Exercise — Reproduce each of the lines word for word.

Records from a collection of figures
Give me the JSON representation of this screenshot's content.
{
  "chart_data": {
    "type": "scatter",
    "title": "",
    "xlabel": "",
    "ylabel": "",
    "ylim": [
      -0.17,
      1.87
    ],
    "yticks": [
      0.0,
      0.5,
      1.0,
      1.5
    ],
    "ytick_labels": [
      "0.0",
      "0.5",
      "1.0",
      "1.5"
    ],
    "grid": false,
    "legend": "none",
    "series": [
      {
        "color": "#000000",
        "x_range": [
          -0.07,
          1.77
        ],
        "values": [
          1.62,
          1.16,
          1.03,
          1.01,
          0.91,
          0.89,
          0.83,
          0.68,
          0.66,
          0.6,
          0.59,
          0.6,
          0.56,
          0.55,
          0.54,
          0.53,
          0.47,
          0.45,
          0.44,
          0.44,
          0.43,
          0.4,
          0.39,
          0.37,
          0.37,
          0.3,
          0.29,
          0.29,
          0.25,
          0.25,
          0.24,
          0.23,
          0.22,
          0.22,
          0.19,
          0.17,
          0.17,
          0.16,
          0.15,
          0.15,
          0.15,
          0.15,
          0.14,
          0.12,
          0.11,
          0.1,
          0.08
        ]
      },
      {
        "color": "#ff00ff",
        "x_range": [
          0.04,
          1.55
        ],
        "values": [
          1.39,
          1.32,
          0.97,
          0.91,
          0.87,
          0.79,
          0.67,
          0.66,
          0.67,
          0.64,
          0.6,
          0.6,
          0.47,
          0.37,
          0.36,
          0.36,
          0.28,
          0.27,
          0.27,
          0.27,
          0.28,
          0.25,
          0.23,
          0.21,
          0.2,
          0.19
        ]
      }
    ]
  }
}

Solution below —
Give me the JSON representation of this screenshot's content.
{
  "chart_data": {
    "type": "scatter",
    "title": "",
    "xlabel": "",
    "ylabel": "",
    "ylim": [
      -0.17,
      1.87
    ],
    "yticks": [
      0.0,
      0.5,
      1.0,
      1.5
    ],
    "ytick_labels": [
      "0.0",
      "0.5",
      "1.0",
      "1.5"
    ],
    "grid": false,
    "legend": "none",
    "series": [
      {
        "color": "#000000",
        "x_range": [
          -0.07,
          1.77
        ],
        "values": [
          1.62,
          1.16,
          1.03,
          1.01,
          0.91,
          0.89,
          0.83,
          0.68,
          0.66,
          0.6,
          0.59,
          0.6,
          0.56,
          0.55,
          0.54,
          0.53,
          0.47,
          0.45,
          0.44,
          0.44,
          0.43,
          0.4,
          0.39,
          0.37,
          0.37,
          0.3,
          0.29,
          0.29,
          0.25,
          0.25,
          0.24,
          0.23,
          0.22,
          0.22,
          0.19,
          0.17,
          0.17,
          0.16,
          0.15,
          0.15,
          0.15,
          0.15,
          0.14,
          0.12,
          0.11,
          0.1,
          0.08
        ]
      },
      {
        "color": "#ff00ff",
        "x_range": [
          0.04,
          1.55
        ],
        "values": [
          1.39,
          1.32,
          0.97,
          0.91,
          0.87,
          0.79,
          0.67,
          0.66,
          0.67,
          0.64,
          0.6,
          0.6,
          0.47,
          0.37,
          0.36,
          0.36,
          0.28,
          0.27,
          0.27,
          0.27,
          0.28,
          0.25,
          0.23,
          0.21,
          0.2,
          0.19
        ]
      }
    ]
  }
}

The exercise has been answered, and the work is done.